### Data records
## START

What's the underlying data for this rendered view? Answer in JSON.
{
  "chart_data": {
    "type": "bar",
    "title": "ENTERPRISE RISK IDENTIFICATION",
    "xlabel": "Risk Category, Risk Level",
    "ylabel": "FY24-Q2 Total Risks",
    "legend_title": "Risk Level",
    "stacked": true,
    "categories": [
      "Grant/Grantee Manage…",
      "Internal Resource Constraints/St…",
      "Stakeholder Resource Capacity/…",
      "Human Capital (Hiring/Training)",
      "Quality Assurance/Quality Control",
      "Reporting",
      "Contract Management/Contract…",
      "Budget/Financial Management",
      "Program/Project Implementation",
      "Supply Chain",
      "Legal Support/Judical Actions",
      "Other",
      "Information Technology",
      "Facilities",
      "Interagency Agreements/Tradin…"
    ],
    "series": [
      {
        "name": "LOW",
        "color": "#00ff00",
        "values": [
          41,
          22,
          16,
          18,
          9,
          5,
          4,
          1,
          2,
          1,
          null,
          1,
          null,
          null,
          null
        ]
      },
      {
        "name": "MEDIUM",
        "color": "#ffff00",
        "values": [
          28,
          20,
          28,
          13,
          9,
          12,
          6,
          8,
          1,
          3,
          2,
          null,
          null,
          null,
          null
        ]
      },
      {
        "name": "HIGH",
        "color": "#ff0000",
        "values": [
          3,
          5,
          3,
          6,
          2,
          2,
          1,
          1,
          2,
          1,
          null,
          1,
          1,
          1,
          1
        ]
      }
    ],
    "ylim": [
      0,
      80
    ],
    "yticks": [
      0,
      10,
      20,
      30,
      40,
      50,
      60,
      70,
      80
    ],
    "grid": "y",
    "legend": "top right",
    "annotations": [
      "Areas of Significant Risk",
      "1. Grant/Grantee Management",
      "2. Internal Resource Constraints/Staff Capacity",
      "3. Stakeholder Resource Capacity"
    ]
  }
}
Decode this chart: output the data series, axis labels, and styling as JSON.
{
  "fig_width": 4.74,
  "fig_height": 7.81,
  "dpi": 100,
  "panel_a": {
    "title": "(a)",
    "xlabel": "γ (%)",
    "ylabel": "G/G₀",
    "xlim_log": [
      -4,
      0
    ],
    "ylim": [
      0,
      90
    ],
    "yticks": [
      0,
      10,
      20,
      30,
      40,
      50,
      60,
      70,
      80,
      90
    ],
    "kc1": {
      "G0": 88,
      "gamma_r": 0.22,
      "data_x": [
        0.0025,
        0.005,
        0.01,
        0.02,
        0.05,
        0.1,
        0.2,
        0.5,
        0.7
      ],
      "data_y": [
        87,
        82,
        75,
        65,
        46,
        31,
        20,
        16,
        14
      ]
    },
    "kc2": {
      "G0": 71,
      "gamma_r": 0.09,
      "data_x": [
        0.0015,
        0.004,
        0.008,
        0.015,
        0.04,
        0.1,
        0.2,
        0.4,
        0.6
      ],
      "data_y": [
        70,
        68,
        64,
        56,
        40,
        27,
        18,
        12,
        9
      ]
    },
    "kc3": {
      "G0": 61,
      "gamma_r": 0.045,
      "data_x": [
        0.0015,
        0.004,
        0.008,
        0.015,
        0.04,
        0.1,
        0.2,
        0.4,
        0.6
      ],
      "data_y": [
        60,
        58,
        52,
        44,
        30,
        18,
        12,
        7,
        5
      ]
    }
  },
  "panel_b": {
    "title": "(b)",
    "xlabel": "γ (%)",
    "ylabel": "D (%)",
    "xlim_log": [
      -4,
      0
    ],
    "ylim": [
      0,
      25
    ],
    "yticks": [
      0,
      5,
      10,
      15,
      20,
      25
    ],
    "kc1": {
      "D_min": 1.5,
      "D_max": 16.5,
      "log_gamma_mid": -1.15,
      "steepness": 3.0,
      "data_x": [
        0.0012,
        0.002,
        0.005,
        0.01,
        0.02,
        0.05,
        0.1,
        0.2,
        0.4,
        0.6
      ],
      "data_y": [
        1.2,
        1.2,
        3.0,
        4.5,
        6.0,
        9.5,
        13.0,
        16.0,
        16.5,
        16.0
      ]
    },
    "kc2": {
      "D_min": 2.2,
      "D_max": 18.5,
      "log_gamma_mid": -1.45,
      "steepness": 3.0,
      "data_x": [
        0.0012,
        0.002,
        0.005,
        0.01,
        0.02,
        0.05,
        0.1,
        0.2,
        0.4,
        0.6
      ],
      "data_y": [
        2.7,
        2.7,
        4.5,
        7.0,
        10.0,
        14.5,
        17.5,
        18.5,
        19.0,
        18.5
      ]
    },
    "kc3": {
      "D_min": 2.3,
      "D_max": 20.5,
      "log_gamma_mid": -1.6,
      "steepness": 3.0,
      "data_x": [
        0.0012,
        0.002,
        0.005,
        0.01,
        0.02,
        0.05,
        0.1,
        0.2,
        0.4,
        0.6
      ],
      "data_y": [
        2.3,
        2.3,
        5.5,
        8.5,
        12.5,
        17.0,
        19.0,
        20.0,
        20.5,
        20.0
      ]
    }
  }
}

## END

### What the task requires
Show the lines of the data that hold the word "Internal".

### Problem solution
      "Internal Resource Constraints/St…",
      "2. Internal Resource Constraints/Staff Capacity",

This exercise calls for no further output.